Dataset items:

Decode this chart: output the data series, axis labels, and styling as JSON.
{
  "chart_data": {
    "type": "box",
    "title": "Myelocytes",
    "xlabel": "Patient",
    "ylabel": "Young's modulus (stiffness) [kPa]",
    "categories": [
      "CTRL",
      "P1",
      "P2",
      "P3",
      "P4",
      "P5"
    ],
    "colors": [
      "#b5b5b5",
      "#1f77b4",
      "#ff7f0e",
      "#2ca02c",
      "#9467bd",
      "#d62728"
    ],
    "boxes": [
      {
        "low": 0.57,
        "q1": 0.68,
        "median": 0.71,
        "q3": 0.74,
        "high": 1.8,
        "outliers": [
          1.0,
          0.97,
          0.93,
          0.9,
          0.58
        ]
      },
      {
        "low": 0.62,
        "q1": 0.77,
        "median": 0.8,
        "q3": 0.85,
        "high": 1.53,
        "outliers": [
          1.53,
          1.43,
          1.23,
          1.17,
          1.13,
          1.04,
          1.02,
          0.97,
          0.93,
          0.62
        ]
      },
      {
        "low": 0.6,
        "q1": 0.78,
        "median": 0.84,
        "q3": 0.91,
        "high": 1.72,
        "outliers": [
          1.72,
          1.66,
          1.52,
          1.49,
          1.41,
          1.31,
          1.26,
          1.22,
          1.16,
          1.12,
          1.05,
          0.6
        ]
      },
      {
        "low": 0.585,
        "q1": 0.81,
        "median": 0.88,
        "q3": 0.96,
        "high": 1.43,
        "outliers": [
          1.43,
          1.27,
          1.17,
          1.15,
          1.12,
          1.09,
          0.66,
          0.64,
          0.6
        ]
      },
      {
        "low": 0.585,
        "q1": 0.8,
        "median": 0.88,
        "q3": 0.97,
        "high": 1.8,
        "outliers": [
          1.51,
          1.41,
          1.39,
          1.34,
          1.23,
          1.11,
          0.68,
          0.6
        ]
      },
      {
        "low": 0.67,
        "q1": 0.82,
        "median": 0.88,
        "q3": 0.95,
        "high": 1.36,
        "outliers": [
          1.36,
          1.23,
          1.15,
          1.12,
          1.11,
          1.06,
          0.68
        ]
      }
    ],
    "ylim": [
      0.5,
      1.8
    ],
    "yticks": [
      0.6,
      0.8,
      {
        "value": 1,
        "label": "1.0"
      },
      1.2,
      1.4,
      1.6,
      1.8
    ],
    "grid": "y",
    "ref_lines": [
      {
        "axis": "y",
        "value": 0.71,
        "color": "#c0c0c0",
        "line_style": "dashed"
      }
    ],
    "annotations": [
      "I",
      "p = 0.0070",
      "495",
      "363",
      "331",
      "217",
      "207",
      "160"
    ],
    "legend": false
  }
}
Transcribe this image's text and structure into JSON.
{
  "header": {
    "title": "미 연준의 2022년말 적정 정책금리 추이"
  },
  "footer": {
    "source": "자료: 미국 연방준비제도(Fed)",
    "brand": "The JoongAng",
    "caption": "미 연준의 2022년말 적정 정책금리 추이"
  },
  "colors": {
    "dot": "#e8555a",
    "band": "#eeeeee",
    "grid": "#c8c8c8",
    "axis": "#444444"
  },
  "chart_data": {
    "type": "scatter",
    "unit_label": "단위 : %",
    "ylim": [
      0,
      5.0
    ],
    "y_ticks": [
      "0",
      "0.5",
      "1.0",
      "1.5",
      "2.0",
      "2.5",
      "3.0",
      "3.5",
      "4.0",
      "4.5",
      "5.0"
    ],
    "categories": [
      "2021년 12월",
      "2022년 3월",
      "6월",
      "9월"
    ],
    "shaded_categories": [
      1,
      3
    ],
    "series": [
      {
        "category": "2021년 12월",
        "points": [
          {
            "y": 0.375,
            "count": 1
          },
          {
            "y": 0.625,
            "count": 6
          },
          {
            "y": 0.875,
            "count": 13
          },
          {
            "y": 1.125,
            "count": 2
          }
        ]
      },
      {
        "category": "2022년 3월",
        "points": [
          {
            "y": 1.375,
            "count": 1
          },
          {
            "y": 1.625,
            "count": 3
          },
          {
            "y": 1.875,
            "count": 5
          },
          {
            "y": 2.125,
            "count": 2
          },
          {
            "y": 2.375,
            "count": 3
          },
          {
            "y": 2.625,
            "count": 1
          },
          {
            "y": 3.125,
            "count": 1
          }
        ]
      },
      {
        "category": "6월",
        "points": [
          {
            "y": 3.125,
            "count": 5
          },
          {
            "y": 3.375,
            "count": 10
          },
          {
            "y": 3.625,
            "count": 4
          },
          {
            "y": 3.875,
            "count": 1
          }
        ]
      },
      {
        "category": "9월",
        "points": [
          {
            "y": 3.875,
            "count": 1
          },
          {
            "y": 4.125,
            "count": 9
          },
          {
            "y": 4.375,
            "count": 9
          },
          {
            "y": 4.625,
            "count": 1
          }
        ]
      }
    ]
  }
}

◆ Brief
Look through the data above. Each line containing the word "정책금리" needs to be copied.

◆ Result for this exercise
    "title": "미 연준의 2022년말 적정 정책금리 추이"
    "caption": "미 연준의 2022년말 적정 정책금리 추이"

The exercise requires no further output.